» Required task: Keep the pictures out of the copy and print all the entries below exactly.

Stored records
======
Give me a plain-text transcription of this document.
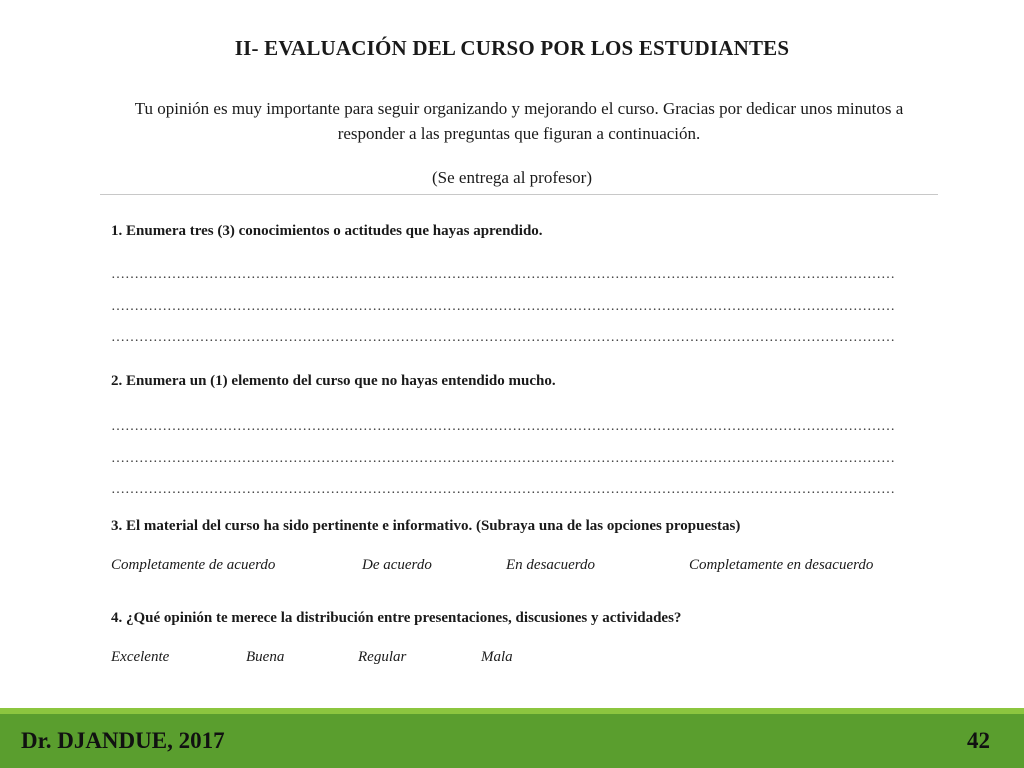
II- EVALUACIÓN DEL CURSO POR LOS ESTUDIANTES

Tu opinión es muy importante para seguir organizando y mejorando el curso. Gracias por dedicar unos minutos a responder a las preguntas que figuran a continuación.

(Se entrega al profesor)

1. Enumera tres (3) conocimientos o actitudes que hayas aprendido.

……………………………………………………………………………………………………………………………………………………
……………………………………………………………………………………………………………………………………………………
……………………………………………………………………………………………………………………………………………………

2. Enumera un (1) elemento del curso que no hayas entendido mucho.

……………………………………………………………………………………………………………………………………………………
……………………………………………………………………………………………………………………………………………………
……………………………………………………………………………………………………………………………………………………

3. El material del curso ha sido pertinente e informativo. (Subraya una de las opciones propuestas)

Completamente de acuerdo	De acuerdo	En desacuerdo	Completamente en desacuerdo

4. ¿Qué opinión te merece la distribución entre presentaciones, discusiones y actividades?

Excelente	Buena	Regular	Mala
Dr. DJANDUE, 2017	42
======
» Written solution:
Give me a plain-text transcription of this document.
II- EVALUACIÓN DEL CURSO POR LOS ESTUDIANTES

Tu opinión es muy importante para seguir organizando y mejorando el curso. Gracias por dedicar unos minutos a responder a las preguntas que figuran a continuación.

(Se entrega al profesor)

1. Enumera tres (3) conocimientos o actitudes que hayas aprendido.

……………………………………………………………………………………………………………………………………………………
……………………………………………………………………………………………………………………………………………………
……………………………………………………………………………………………………………………………………………………

2. Enumera un (1) elemento del curso que no hayas entendido mucho.

……………………………………………………………………………………………………………………………………………………
……………………………………………………………………………………………………………………………………………………
……………………………………………………………………………………………………………………………………………………

3. El material del curso ha sido pertinente e informativo. (Subraya una de las opciones propuestas)

Completamente de acuerdo	De acuerdo	En desacuerdo	Completamente en desacuerdo

4. ¿Qué opinión te merece la distribución entre presentaciones, discusiones y actividades?

Excelente	Buena	Regular	Mala
Dr. DJANDUE, 2017	42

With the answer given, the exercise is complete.